═════ The data ═════

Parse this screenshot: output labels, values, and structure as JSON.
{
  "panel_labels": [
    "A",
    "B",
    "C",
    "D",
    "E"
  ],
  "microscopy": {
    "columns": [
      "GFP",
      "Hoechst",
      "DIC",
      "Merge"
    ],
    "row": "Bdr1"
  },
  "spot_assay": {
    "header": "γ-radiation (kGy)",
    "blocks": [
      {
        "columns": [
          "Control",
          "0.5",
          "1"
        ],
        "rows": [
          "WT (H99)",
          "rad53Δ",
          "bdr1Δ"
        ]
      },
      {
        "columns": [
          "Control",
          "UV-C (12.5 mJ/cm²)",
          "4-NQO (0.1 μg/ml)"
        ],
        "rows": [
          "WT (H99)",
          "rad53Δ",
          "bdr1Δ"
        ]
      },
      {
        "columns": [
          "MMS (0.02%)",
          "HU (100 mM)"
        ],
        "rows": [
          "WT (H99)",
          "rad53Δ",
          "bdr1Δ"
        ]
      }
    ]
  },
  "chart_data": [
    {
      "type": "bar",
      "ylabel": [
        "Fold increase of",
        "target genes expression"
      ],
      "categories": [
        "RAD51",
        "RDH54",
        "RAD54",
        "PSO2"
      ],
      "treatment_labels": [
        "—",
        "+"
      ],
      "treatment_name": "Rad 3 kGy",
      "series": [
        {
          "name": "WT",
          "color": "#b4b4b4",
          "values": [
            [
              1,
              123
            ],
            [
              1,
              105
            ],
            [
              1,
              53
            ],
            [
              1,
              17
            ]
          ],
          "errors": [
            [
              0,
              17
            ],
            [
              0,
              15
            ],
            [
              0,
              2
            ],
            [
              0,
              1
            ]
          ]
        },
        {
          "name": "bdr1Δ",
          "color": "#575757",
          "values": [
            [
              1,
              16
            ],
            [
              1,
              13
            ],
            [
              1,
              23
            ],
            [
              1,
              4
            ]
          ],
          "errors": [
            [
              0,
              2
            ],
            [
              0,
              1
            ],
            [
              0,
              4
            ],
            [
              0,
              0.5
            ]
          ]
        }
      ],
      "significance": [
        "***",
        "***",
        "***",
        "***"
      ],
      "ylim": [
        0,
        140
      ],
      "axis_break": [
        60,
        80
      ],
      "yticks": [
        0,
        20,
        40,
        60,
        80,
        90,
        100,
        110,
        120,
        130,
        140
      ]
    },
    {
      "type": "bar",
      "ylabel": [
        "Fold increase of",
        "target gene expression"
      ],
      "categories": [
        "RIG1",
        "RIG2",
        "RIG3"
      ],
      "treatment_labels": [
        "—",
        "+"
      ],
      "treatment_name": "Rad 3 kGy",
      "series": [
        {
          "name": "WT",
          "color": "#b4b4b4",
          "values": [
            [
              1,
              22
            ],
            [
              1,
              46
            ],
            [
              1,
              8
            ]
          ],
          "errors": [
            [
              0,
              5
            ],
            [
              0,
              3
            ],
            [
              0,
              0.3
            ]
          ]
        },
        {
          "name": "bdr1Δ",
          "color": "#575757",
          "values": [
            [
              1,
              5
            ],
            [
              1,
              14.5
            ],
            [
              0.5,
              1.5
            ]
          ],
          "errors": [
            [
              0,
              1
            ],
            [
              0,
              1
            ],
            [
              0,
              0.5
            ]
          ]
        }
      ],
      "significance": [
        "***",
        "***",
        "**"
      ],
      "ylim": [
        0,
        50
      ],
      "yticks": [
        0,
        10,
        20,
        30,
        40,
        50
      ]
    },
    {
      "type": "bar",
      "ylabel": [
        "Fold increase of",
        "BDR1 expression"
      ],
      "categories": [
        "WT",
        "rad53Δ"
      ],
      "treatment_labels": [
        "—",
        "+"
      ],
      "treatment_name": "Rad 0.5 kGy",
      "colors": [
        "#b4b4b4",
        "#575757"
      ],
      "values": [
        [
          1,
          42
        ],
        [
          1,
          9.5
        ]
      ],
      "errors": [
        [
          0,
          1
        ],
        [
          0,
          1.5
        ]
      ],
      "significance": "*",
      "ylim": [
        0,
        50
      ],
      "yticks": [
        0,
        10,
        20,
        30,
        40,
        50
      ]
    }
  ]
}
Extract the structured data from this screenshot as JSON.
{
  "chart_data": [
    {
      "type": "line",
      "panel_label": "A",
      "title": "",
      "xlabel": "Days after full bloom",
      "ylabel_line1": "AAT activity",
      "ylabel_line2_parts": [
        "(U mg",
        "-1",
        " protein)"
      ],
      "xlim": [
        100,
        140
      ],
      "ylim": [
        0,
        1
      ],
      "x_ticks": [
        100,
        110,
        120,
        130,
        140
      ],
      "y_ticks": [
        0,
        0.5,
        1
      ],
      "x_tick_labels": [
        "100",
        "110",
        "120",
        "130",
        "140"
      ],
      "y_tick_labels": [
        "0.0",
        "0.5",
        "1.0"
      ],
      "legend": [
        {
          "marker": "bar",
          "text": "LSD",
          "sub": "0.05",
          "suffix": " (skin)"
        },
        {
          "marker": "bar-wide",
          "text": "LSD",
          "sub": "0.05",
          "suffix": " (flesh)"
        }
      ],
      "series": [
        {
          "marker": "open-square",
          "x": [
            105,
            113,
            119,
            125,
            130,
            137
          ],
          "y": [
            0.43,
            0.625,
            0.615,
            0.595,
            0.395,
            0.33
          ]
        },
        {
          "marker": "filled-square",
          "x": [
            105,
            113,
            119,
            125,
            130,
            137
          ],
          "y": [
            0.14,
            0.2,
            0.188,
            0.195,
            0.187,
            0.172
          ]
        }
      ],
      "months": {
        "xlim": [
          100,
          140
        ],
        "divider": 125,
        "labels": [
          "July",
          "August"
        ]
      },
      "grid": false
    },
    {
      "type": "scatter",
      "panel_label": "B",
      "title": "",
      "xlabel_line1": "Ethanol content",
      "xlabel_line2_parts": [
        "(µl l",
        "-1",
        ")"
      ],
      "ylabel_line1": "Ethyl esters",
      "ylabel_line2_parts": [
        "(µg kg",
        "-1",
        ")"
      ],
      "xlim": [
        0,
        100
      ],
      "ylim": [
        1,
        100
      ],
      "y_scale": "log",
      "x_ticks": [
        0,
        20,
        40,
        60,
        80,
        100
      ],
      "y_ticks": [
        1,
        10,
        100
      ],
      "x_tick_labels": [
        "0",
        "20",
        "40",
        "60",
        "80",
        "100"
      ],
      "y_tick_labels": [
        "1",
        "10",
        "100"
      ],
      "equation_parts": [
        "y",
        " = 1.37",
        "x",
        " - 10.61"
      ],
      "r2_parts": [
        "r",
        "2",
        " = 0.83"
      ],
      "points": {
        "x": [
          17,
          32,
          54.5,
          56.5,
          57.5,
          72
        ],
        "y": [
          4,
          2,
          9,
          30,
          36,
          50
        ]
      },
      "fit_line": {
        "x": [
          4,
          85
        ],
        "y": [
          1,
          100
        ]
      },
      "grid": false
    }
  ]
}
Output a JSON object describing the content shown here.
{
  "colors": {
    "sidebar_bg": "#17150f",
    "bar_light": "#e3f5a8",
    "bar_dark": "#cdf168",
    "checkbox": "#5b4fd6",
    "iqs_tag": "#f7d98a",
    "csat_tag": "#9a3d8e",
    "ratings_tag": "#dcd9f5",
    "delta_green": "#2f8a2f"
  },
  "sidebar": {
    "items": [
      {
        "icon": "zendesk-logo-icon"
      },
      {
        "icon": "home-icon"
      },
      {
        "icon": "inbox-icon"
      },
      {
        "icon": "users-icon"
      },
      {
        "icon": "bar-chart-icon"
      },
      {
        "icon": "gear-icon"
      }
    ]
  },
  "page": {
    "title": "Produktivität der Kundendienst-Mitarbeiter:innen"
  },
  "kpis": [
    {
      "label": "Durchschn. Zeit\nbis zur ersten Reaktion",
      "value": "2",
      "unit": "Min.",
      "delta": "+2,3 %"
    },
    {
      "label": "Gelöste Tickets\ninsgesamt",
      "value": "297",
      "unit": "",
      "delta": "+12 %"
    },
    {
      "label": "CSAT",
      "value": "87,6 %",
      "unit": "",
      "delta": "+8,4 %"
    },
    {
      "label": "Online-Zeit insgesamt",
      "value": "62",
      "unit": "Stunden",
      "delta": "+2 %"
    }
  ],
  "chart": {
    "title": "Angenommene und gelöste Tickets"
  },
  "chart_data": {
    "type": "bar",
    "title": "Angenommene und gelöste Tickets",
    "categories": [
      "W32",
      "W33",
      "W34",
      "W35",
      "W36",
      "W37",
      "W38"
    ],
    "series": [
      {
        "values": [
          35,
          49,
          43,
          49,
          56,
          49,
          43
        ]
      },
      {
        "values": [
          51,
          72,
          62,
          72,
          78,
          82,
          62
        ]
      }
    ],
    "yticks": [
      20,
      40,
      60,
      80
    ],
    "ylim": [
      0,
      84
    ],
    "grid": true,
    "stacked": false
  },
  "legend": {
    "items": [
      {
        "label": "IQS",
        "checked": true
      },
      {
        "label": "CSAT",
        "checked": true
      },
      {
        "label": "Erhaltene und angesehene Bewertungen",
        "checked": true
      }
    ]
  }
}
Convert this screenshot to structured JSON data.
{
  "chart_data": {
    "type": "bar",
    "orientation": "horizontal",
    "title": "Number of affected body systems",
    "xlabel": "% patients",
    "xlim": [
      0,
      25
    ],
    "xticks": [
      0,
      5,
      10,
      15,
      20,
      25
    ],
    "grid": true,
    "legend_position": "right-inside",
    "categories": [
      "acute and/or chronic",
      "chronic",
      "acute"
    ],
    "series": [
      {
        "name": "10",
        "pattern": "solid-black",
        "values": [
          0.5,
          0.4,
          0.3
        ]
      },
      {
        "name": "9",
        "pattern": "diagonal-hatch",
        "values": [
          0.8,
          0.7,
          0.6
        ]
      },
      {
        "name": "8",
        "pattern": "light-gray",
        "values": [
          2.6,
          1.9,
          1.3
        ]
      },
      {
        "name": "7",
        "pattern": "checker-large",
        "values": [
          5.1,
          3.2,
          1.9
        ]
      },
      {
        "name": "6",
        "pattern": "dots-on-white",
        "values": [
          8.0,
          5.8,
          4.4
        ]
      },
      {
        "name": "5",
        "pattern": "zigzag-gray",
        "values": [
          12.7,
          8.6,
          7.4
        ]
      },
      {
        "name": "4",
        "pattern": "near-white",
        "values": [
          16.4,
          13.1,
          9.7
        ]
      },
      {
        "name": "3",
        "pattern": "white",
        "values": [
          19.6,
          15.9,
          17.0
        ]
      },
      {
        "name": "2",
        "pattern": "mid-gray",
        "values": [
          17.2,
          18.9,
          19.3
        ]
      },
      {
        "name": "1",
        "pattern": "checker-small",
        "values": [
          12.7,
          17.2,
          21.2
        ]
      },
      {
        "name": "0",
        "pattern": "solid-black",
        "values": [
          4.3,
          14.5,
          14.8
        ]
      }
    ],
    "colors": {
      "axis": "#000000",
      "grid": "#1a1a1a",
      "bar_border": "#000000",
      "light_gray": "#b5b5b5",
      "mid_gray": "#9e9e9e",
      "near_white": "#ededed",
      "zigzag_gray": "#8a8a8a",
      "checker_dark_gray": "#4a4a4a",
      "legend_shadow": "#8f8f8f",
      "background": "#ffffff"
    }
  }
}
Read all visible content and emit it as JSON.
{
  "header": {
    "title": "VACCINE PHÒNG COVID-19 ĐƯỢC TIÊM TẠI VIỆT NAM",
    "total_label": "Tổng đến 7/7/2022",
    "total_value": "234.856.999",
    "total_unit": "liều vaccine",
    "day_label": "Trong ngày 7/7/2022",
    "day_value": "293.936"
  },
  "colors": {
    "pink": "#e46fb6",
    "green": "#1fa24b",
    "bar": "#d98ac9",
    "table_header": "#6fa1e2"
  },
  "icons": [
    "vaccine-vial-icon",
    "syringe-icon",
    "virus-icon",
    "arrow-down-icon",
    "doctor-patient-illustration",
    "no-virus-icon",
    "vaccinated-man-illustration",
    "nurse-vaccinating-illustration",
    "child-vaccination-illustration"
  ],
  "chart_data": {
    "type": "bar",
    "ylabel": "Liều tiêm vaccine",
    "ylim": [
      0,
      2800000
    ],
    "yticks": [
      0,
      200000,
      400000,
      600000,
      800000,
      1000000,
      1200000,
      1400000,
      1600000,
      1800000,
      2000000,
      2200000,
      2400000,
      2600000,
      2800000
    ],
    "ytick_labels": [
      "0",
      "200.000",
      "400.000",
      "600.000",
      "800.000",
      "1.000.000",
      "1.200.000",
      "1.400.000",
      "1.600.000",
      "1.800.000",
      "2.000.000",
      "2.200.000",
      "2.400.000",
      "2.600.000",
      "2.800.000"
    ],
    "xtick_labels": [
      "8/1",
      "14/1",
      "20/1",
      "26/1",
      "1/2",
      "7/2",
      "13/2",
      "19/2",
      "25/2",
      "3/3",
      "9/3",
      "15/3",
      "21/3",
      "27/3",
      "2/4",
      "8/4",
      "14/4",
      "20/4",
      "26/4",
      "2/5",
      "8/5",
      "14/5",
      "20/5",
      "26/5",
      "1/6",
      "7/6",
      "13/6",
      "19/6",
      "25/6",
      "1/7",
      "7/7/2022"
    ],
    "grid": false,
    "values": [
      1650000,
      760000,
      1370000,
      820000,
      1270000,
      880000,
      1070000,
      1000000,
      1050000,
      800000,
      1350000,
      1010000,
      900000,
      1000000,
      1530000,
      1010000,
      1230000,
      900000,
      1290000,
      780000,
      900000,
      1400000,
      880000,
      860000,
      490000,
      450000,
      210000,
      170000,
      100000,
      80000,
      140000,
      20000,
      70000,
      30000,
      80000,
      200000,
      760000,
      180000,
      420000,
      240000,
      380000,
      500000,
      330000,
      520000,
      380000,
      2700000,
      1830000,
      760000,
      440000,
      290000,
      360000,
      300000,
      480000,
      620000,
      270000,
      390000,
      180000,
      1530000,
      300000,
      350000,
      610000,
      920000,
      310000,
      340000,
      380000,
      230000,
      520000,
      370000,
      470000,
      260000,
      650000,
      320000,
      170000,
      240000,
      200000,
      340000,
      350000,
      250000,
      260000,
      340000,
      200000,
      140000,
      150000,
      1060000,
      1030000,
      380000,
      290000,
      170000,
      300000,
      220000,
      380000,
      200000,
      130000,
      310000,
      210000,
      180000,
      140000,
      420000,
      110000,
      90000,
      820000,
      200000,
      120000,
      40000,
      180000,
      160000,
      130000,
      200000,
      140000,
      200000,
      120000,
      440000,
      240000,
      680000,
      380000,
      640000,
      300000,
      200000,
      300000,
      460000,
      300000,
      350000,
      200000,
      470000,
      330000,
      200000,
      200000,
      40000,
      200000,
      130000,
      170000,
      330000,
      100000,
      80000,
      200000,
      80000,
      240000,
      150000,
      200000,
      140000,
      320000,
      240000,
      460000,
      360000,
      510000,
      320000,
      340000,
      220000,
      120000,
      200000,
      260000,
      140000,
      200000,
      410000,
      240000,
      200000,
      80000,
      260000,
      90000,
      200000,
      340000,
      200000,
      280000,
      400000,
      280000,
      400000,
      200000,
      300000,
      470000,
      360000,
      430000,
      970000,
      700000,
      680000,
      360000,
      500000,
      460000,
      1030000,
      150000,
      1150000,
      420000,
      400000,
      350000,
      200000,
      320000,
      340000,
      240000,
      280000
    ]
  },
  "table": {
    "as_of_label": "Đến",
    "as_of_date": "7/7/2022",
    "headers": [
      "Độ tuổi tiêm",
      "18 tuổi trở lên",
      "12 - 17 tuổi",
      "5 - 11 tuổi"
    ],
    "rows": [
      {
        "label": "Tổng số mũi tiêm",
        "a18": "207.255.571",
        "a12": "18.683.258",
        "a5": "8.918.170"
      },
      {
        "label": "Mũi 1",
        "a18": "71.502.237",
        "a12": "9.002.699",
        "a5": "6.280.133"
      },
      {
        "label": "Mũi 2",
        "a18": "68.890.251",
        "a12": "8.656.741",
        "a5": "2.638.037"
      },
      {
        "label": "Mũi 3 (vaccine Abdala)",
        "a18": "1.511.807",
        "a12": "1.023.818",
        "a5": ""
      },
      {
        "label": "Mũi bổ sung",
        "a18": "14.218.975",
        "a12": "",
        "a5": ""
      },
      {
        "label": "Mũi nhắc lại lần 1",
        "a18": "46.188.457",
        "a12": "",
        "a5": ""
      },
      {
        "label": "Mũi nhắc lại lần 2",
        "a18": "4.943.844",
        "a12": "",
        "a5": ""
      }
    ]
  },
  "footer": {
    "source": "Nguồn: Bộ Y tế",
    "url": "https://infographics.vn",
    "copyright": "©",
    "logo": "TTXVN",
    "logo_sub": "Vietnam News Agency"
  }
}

═════

◆ **What this task involves**
Look through the data above for the string "JSON" and copy every line where it appears.

◆ **Response to this task**
Parse this screenshot: output labels, values, and structure as JSON.
Extract the structured data from this screenshot as JSON.
Output a JSON object describing the content shown here.
Convert this screenshot to structured JSON data.
Read all visible content and emit it as JSON.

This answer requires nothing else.